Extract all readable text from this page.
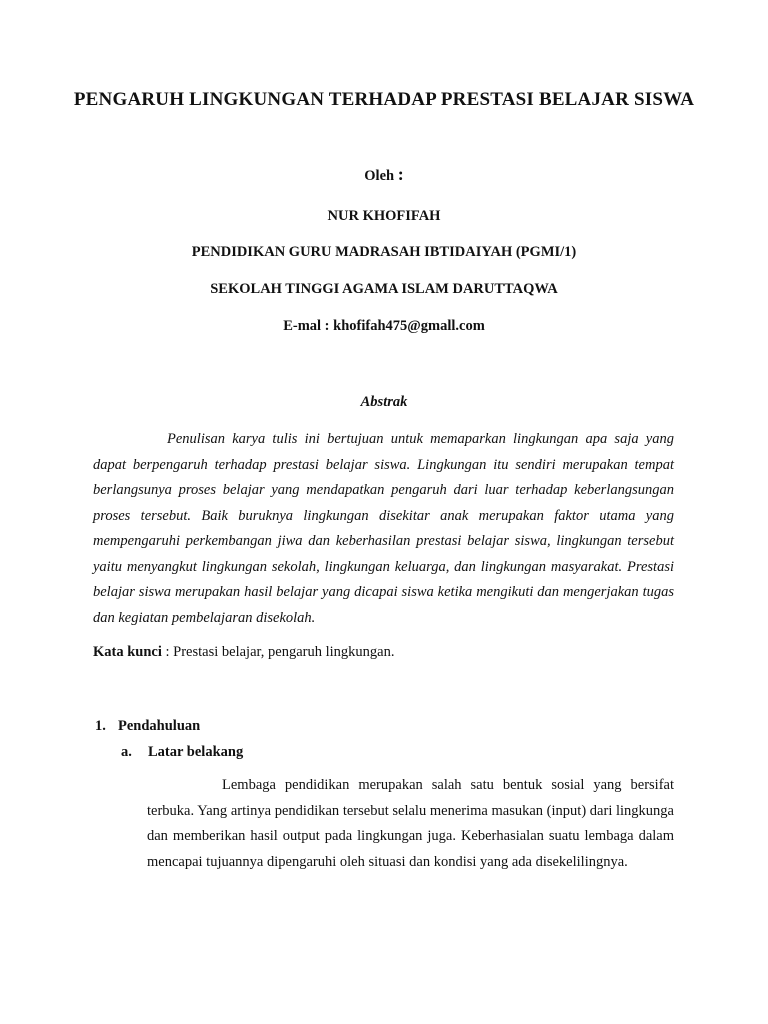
PENGARUH LINGKUNGAN TERHADAP PRESTASI BELAJAR SISWA

Oleh :

NUR KHOFIFAH

PENDIDIKAN GURU MADRASAH IBTIDAIYAH (PGMI/1)

SEKOLAH TINGGI AGAMA ISLAM DARUTTAQWA

E-mal : khofifah475@gmall.com

Abstrak

Penulisan karya tulis ini bertujuan untuk memaparkan lingkungan apa saja yang dapat berpengaruh terhadap prestasi belajar siswa. Lingkungan itu sendiri merupakan tempat berlangsunya proses belajar yang mendapatkan pengaruh dari luar terhadap keberlangsungan proses tersebut. Baik buruknya lingkungan disekitar anak merupakan faktor utama yang mempengaruhi perkembangan jiwa dan keberhasilan prestasi belajar siswa, lingkungan tersebut yaitu menyangkut lingkungan sekolah, lingkungan keluarga, dan lingkungan masyarakat. Prestasi belajar siswa merupakan hasil belajar yang dicapai siswa ketika mengikuti dan mengerjakan tugas dan kegiatan pembelajaran disekolah.

Kata kunci : Prestasi belajar, pengaruh lingkungan.

1. Pendahuluan

a. Latar belakang

Lembaga pendidikan merupakan salah satu bentuk sosial yang bersifat terbuka. Yang artinya pendidikan tersebut selalu menerima masukan (input) dari lingkunga dan memberikan hasil output pada lingkungan juga. Keberhasialan suatu lembaga dalam mencapai tujuannya dipengaruhi oleh situasi dan kondisi yang ada disekelilingnya.
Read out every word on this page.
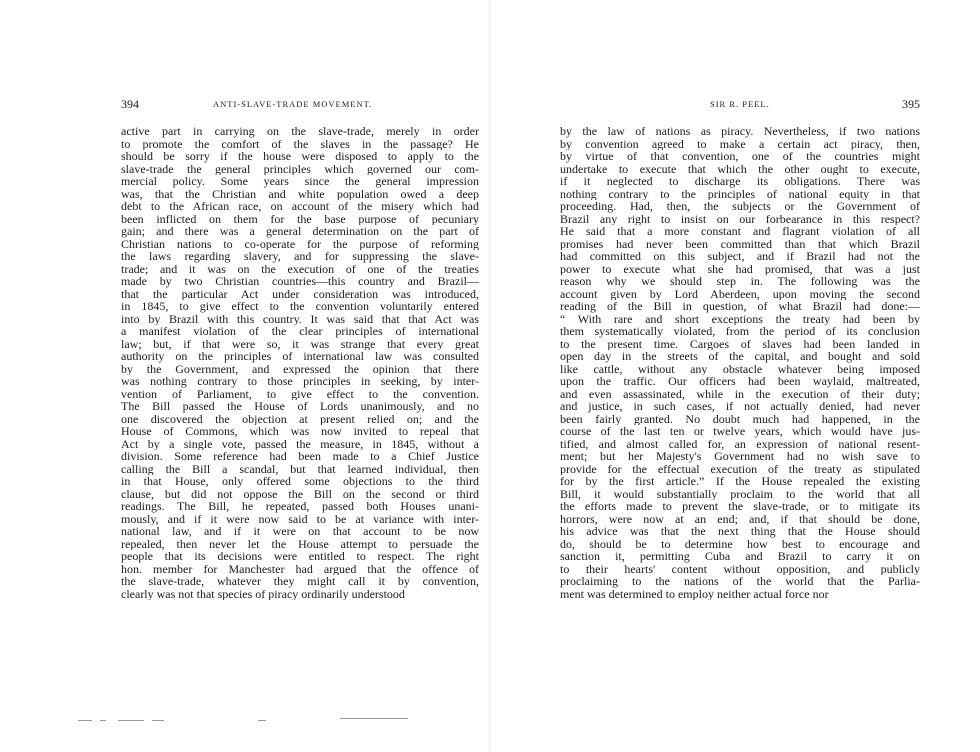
394	ANTI-SLAVE-TRADE MOVEMENT.
active part in carrying on the slave-trade, merely in order
to promote the comfort of the slaves in the passage? He
should be sorry if the house were disposed to apply to the
slave-trade the general principles which governed our com-
mercial policy. Some years since the general impression
was, that the Christian and white population owed a deep
debt to the African race, on account of the misery which had
been inflicted on them for the base purpose of pecuniary
gain; and there was a general determination on the part of
Christian nations to co-operate for the purpose of reforming
the laws regarding slavery, and for suppressing the slave-
trade; and it was on the execution of one of the treaties
made by two Christian countries—this country and Brazil—
that the particular Act under consideration was introduced,
in 1845, to give effect to the convention voluntarily entered
into by Brazil with this country. It was said that that Act was
a manifest violation of the clear principles of international
law; but, if that were so, it was strange that every great
authority on the principles of international law was consulted
by the Government, and expressed the opinion that there
was nothing contrary to those principles in seeking, by inter-
vention of Parliament, to give effect to the convention.
The Bill passed the House of Lords unanimously, and no
one discovered the objection at present relied on; and the
House of Commons, which was now invited to repeal that
Act by a single vote, passed the measure, in 1845, without a
division. Some reference had been made to a Chief Justice
calling the Bill a scandal, but that learned individual, then
in that House, only offered some objections to the third
clause, but did not oppose the Bill on the second or third
readings. The Bill, he repeated, passed both Houses unani-
mously, and if it were now said to be at variance with inter-
national law, and if it were on that account to be now
repealed, then never let the House attempt to persuade the
people that its decisions were entitled to respect. The right
hon. member for Manchester had argued that the offence of
the slave-trade, whatever they might call it by convention,
clearly was not that species of piracy ordinarily understood
SIR R. PEEL.	395
by the law of nations as piracy. Nevertheless, if two nations
by convention agreed to make a certain act piracy, then,
by virtue of that convention, one of the countries might
undertake to execute that which the other ought to execute,
if it neglected to discharge its obligations. There was
nothing contrary to the principles of national equity in that
proceeding. Had, then, the subjects or the Government of
Brazil any right to insist on our forbearance in this respect?
He said that a more constant and flagrant violation of all
promises had never been committed than that which Brazil
had committed on this subject, and if Brazil had not the
power to execute what she had promised, that was a just
reason why we should step in. The following was the
account given by Lord Aberdeen, upon moving the second
reading of the Bill in question, of what Brazil had done:—
“ With rare and short exceptions the treaty had been by
them systematically violated, from the period of its conclusion
to the present time. Cargoes of slaves had been landed in
open day in the streets of the capital, and bought and sold
like cattle, without any obstacle whatever being imposed
upon the traffic. Our officers had been waylaid, maltreated,
and even assassinated, while in the execution of their duty;
and justice, in such cases, if not actually denied, had never
been fairly granted. No doubt much had happened, in the
course of the last ten or twelve years, which would have jus-
tified, and almost called for, an expression of national resent-
ment; but her Majesty's Government had no wish save to
provide for the effectual execution of the treaty as stipulated
for by the first article.” If the House repealed the existing
Bill, it would substantially proclaim to the world that all
the efforts made to prevent the slave-trade, or to mitigate its
horrors, were now at an end; and, if that should be done,
his advice was that the next thing that the House should
do, should be to determine how best to encourage and
sanction it, permitting Cuba and Brazil to carry it on
to their hearts' content without opposition, and publicly
proclaiming to the nations of the world that the Parlia-
ment was determined to employ neither actual force nor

--- Short exercise ---
Find the string "would" in the records, then copy each line where it occurs.

--- Response to the task ---
course of the last ten or twelve years, which would have jus-
Bill, it would substantially proclaim to the world that all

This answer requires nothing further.